TO DO: Go through the entries below and count the lines holding the word "subtitle". Reply with only the number, please.
+++
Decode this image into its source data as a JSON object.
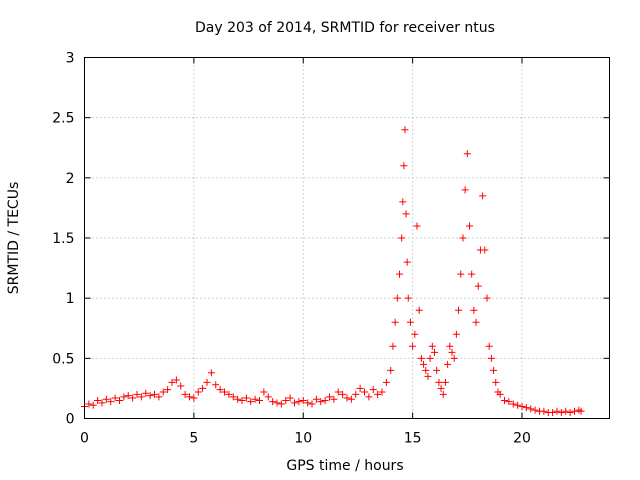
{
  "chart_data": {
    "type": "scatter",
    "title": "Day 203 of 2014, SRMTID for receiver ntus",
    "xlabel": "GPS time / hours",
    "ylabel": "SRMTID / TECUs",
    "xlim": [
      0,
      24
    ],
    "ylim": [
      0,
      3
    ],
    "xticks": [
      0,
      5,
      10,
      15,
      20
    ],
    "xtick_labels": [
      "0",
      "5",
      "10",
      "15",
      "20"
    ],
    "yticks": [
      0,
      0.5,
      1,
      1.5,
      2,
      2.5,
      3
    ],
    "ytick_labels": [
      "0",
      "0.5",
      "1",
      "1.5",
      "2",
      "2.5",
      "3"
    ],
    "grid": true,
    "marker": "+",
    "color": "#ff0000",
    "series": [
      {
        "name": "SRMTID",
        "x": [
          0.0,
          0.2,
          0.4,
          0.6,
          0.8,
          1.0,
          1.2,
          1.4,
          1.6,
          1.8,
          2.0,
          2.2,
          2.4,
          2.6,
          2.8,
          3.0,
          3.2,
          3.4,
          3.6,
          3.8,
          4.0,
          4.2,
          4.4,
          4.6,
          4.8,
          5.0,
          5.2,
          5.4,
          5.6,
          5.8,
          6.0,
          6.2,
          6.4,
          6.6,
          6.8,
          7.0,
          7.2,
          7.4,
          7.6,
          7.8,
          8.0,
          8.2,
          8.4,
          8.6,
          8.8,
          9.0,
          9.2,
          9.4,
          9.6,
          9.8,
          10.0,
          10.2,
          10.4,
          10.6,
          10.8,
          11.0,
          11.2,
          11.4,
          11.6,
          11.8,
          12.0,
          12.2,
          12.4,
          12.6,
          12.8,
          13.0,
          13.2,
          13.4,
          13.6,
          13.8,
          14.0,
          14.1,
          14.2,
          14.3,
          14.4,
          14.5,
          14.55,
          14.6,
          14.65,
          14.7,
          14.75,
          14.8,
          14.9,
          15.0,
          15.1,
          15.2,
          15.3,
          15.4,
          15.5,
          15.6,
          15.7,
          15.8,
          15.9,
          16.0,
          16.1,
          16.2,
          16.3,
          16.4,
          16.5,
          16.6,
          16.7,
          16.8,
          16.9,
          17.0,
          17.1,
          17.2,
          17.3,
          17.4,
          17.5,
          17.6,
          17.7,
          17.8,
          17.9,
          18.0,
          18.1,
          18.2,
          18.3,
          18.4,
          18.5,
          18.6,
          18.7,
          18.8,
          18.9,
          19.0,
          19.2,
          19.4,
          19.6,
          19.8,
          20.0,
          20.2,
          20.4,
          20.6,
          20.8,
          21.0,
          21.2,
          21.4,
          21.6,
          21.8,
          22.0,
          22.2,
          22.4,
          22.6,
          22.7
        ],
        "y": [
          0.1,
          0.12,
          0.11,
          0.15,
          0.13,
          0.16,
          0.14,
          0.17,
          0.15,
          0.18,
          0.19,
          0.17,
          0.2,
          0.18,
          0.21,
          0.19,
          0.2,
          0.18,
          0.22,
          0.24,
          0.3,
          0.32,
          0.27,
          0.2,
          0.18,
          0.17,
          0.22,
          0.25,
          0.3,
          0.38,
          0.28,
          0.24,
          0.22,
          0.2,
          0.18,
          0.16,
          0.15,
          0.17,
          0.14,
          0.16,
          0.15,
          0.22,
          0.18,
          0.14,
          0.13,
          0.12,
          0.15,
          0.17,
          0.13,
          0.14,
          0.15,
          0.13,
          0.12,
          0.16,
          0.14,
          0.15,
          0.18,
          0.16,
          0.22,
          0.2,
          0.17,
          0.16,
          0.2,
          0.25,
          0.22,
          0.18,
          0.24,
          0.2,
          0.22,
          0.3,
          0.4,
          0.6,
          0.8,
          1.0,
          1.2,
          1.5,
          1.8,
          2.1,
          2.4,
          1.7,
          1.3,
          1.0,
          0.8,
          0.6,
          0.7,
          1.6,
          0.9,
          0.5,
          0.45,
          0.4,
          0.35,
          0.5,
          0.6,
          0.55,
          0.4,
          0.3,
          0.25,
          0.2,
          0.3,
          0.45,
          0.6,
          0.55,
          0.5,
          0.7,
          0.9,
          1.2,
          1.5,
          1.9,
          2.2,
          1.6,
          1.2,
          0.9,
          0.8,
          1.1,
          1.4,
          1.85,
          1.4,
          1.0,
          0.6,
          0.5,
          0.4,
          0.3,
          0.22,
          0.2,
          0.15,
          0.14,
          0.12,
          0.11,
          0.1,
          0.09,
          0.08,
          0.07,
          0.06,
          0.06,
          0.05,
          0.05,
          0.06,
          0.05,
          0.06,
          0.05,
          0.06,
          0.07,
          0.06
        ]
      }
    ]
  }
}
+++
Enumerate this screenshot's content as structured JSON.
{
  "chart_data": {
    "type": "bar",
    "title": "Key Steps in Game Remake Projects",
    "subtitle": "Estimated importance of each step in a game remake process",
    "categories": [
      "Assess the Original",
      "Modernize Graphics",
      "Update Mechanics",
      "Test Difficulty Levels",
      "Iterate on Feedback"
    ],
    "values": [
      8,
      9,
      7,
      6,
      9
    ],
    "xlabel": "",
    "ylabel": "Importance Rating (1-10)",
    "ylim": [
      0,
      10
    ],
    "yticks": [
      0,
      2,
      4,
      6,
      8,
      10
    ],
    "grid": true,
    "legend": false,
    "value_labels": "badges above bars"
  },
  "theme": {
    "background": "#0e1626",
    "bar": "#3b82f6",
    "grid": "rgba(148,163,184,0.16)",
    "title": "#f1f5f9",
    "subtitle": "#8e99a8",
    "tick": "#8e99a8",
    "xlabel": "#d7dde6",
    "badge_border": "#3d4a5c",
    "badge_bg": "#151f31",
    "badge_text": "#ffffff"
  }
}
+++
SOLUTION BELOW: 2